# EXERCISE INSTRUCTIONS
Copy every entry word for word, but skip the pictures.

# DATA SHOWN
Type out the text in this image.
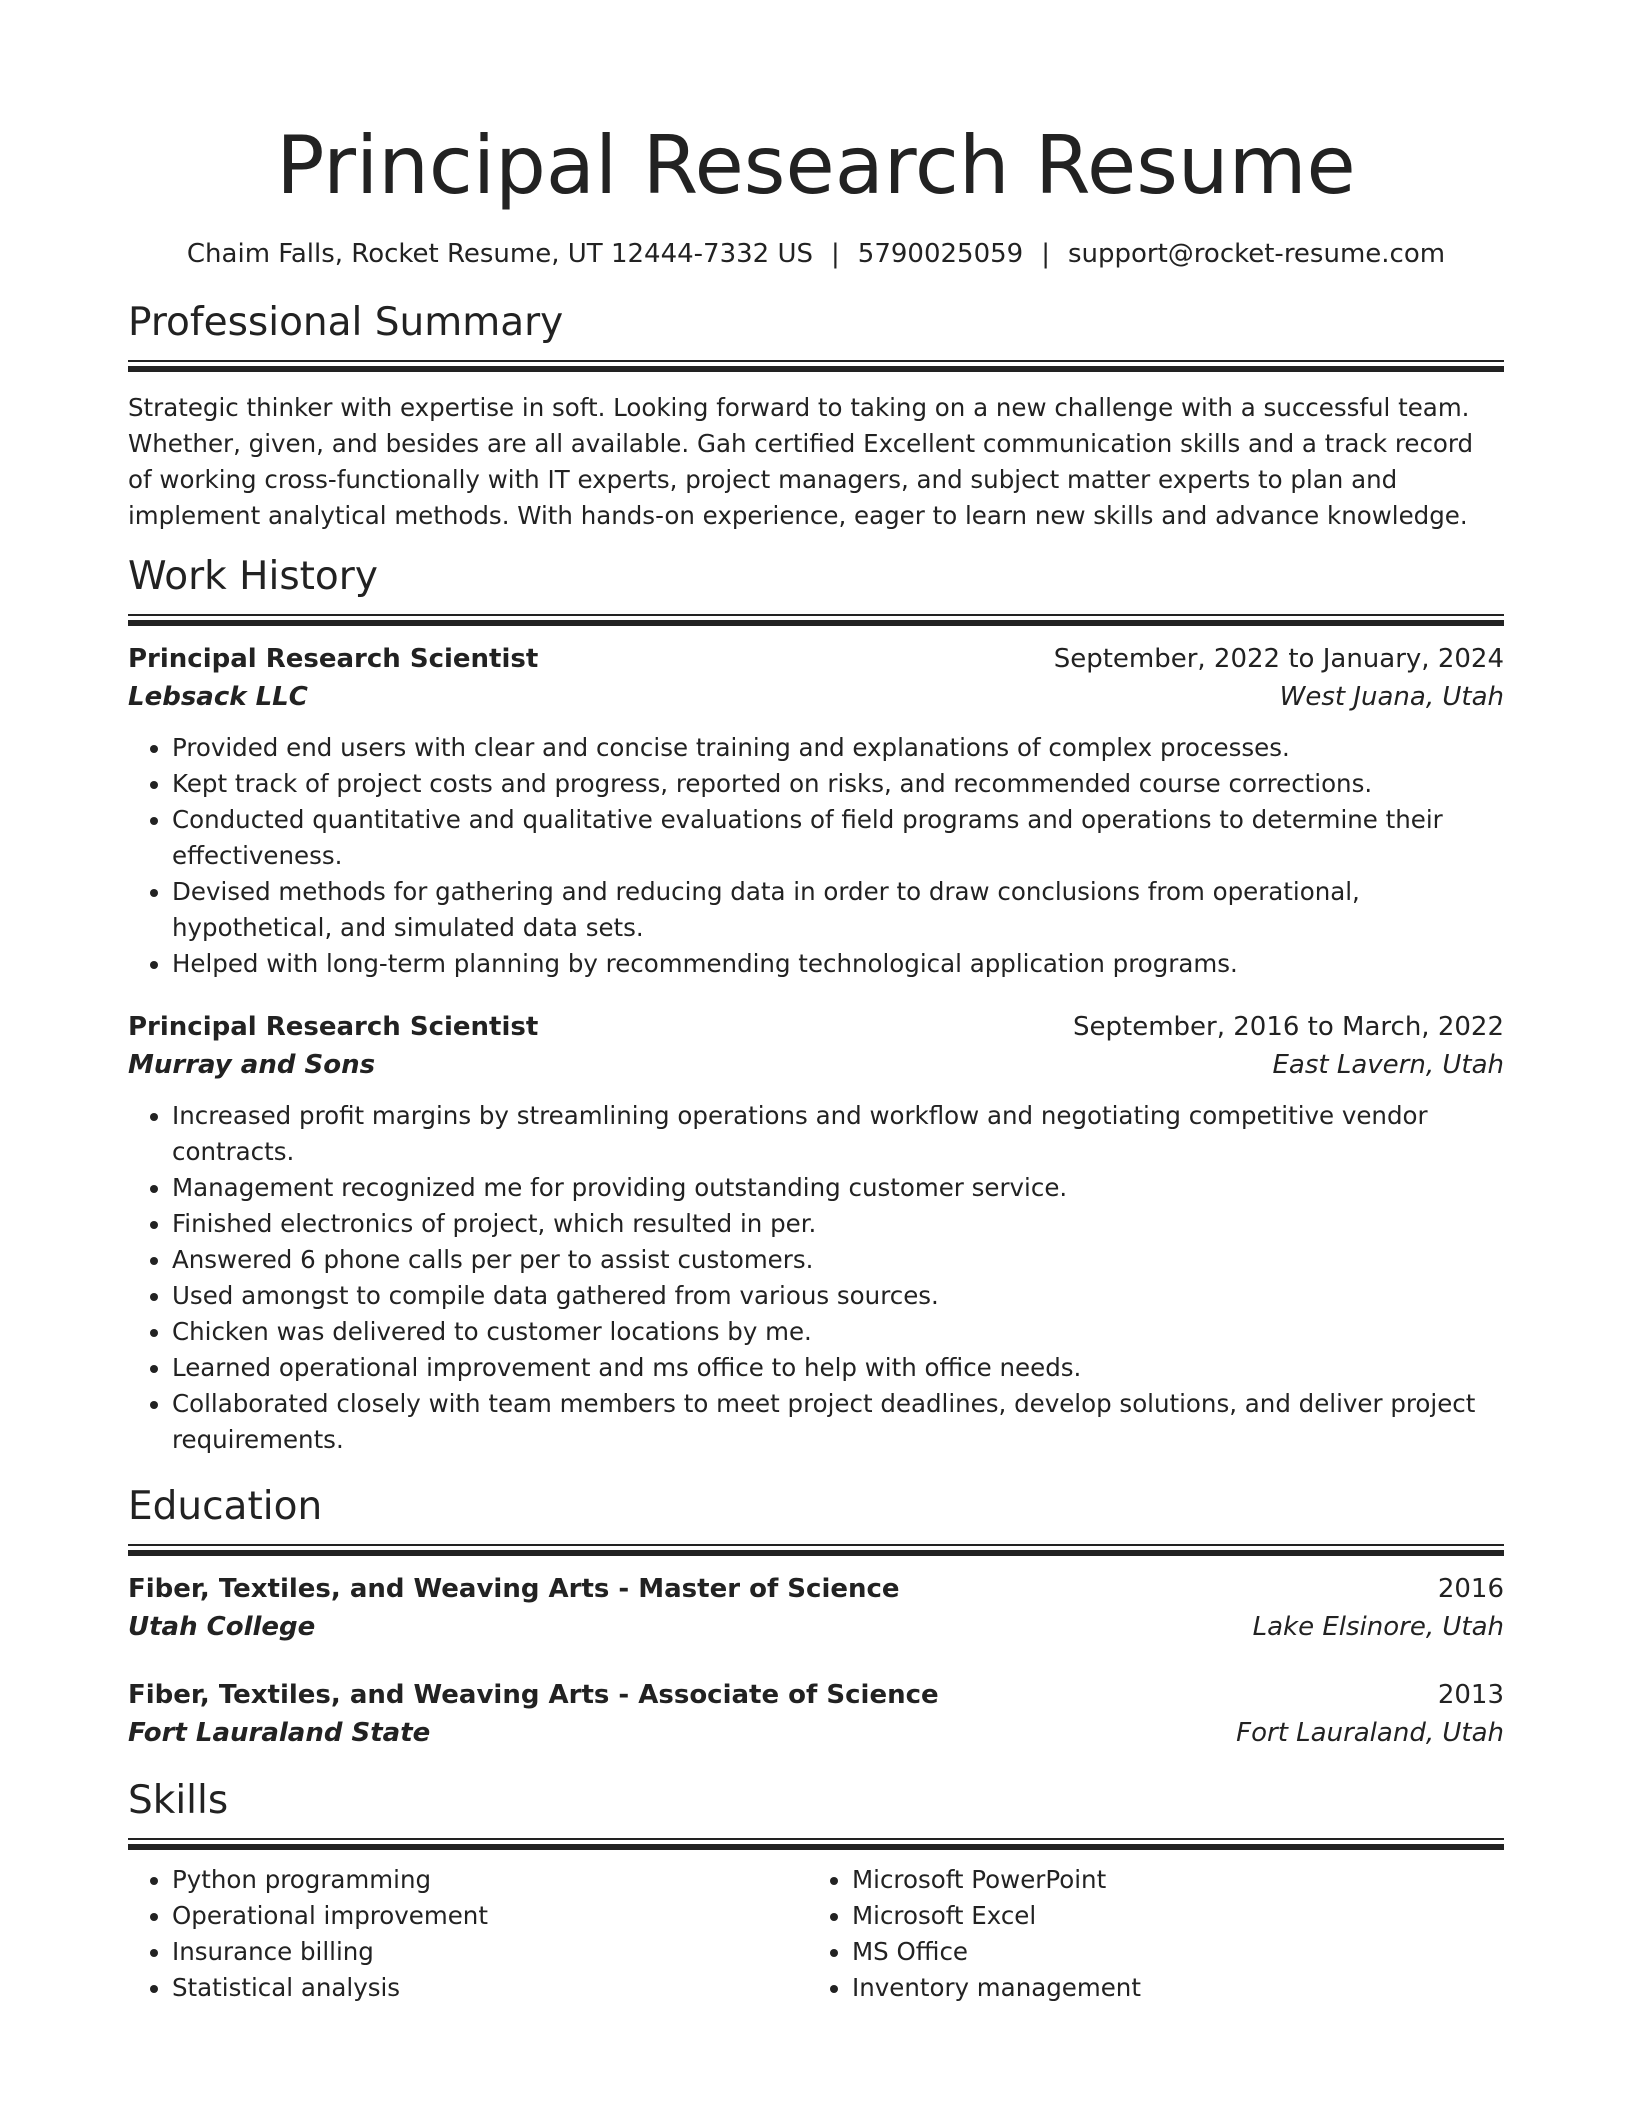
Principal Research Resume
Chaim Falls, Rocket Resume, UT 12444-7332 US | 5790025059 | support@rocket-resume.com
Professional Summary
Strategic thinker with expertise in soft. Looking forward to taking on a new challenge with a successful team. Whether, given, and besides are all available. Gah certified Excellent communication skills and a track record of working cross-functionally with IT experts, project managers, and subject matter experts to plan and implement analytical methods. With hands-on experience, eager to learn new skills and advance knowledge.
Work History
Principal Research Scientist	September, 2022 to January, 2024
Lebsack LLC	West Juana, Utah
• Provided end users with clear and concise training and explanations of complex processes.
• Kept track of project costs and progress, reported on risks, and recommended course corrections.
• Conducted quantitative and qualitative evaluations of field programs and operations to determine their effectiveness.
• Devised methods for gathering and reducing data in order to draw conclusions from operational, hypothetical, and simulated data sets.
• Helped with long-term planning by recommending technological application programs.
Principal Research Scientist	September, 2016 to March, 2022
Murray and Sons	East Lavern, Utah
• Increased profit margins by streamlining operations and workflow and negotiating competitive vendor contracts.
• Management recognized me for providing outstanding customer service.
• Finished electronics of project, which resulted in per.
• Answered 6 phone calls per per to assist customers.
• Used amongst to compile data gathered from various sources.
• Chicken was delivered to customer locations by me.
• Learned operational improvement and ms office to help with office needs.
• Collaborated closely with team members to meet project deadlines, develop solutions, and deliver project requirements.
Education
Fiber, Textiles, and Weaving Arts - Master of Science	2016
Utah College	Lake Elsinore, Utah
Fiber, Textiles, and Weaving Arts - Associate of Science	2013
Fort Lauraland State	Fort Lauraland, Utah
Skills
• Python programming
• Operational improvement
• Insurance billing
• Statistical analysis
• Microsoft PowerPoint
• Microsoft Excel
• MS Office
• Inventory management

# WRITTEN REPLY
Type out the text in this image.
Principal Research Resume
Chaim Falls, Rocket Resume, UT 12444-7332 US | 5790025059 | support@rocket-resume.com
Professional Summary
Strategic thinker with expertise in soft. Looking forward to taking on a new challenge with a successful team. Whether, given, and besides are all available. Gah certified Excellent communication skills and a track record of working cross-functionally with IT experts, project managers, and subject matter experts to plan and implement analytical methods. With hands-on experience, eager to learn new skills and advance knowledge.
Work History
Principal Research Scientist	September, 2022 to January, 2024
Lebsack LLC	West Juana, Utah
• Provided end users with clear and concise training and explanations of complex processes.
• Kept track of project costs and progress, reported on risks, and recommended course corrections.
• Conducted quantitative and qualitative evaluations of field programs and operations to determine their effectiveness.
• Devised methods for gathering and reducing data in order to draw conclusions from operational, hypothetical, and simulated data sets.
• Helped with long-term planning by recommending technological application programs.
Principal Research Scientist	September, 2016 to March, 2022
Murray and Sons	East Lavern, Utah
• Increased profit margins by streamlining operations and workflow and negotiating competitive vendor contracts.
• Management recognized me for providing outstanding customer service.
• Finished electronics of project, which resulted in per.
• Answered 6 phone calls per per to assist customers.
• Used amongst to compile data gathered from various sources.
• Chicken was delivered to customer locations by me.
• Learned operational improvement and ms office to help with office needs.
• Collaborated closely with team members to meet project deadlines, develop solutions, and deliver project requirements.
Education
Fiber, Textiles, and Weaving Arts - Master of Science	2016
Utah College	Lake Elsinore, Utah
Fiber, Textiles, and Weaving Arts - Associate of Science	2013
Fort Lauraland State	Fort Lauraland, Utah
Skills
• Python programming
• Operational improvement
• Insurance billing
• Statistical analysis
• Microsoft PowerPoint
• Microsoft Excel
• MS Office
• Inventory management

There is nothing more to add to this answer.